start Records for this task

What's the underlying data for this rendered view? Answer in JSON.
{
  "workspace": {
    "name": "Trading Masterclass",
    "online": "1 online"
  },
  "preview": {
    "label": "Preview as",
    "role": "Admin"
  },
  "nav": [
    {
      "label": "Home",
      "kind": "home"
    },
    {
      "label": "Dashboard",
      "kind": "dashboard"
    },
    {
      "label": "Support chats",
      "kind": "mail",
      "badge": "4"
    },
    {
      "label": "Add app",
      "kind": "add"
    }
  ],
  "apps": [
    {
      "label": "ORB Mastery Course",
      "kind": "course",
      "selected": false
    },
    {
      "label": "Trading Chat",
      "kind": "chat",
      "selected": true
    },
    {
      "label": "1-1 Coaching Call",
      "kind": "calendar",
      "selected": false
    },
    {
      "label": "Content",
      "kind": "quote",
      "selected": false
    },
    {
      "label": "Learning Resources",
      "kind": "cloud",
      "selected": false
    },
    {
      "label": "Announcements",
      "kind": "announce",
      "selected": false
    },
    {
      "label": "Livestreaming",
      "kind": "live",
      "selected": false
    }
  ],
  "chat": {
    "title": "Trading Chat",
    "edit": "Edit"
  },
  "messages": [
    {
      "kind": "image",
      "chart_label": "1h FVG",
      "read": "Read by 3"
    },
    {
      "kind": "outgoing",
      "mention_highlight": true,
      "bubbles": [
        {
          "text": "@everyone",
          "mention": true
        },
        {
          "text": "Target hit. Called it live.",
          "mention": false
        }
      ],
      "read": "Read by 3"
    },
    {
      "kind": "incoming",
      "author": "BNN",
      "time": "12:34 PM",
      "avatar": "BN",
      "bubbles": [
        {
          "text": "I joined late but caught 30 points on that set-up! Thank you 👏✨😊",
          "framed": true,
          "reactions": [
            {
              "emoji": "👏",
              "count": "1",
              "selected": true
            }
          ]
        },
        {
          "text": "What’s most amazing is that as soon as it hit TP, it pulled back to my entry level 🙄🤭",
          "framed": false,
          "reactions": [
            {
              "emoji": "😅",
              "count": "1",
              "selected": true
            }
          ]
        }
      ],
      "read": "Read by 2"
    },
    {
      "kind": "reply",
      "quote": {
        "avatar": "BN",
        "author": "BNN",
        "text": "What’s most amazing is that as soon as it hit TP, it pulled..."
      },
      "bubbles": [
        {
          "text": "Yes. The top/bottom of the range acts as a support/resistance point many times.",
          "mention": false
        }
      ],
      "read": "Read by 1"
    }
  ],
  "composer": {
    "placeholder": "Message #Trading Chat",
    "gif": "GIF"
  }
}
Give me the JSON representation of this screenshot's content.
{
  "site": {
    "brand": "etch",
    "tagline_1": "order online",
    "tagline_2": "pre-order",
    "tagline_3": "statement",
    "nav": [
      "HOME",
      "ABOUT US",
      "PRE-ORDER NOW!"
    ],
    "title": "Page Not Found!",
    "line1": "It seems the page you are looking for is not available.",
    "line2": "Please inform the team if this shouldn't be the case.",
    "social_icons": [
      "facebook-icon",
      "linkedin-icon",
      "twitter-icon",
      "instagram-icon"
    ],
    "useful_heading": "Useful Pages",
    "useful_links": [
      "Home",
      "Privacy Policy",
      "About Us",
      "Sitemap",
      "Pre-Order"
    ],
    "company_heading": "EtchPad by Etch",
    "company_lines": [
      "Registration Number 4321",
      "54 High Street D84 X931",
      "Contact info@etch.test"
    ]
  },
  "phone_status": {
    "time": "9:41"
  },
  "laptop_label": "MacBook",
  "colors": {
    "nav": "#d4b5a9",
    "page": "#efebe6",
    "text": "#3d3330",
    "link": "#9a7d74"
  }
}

end Records for this task

Exercise:
Only a number is needed: how many lines of the material above contain "online"?

Task answer:
2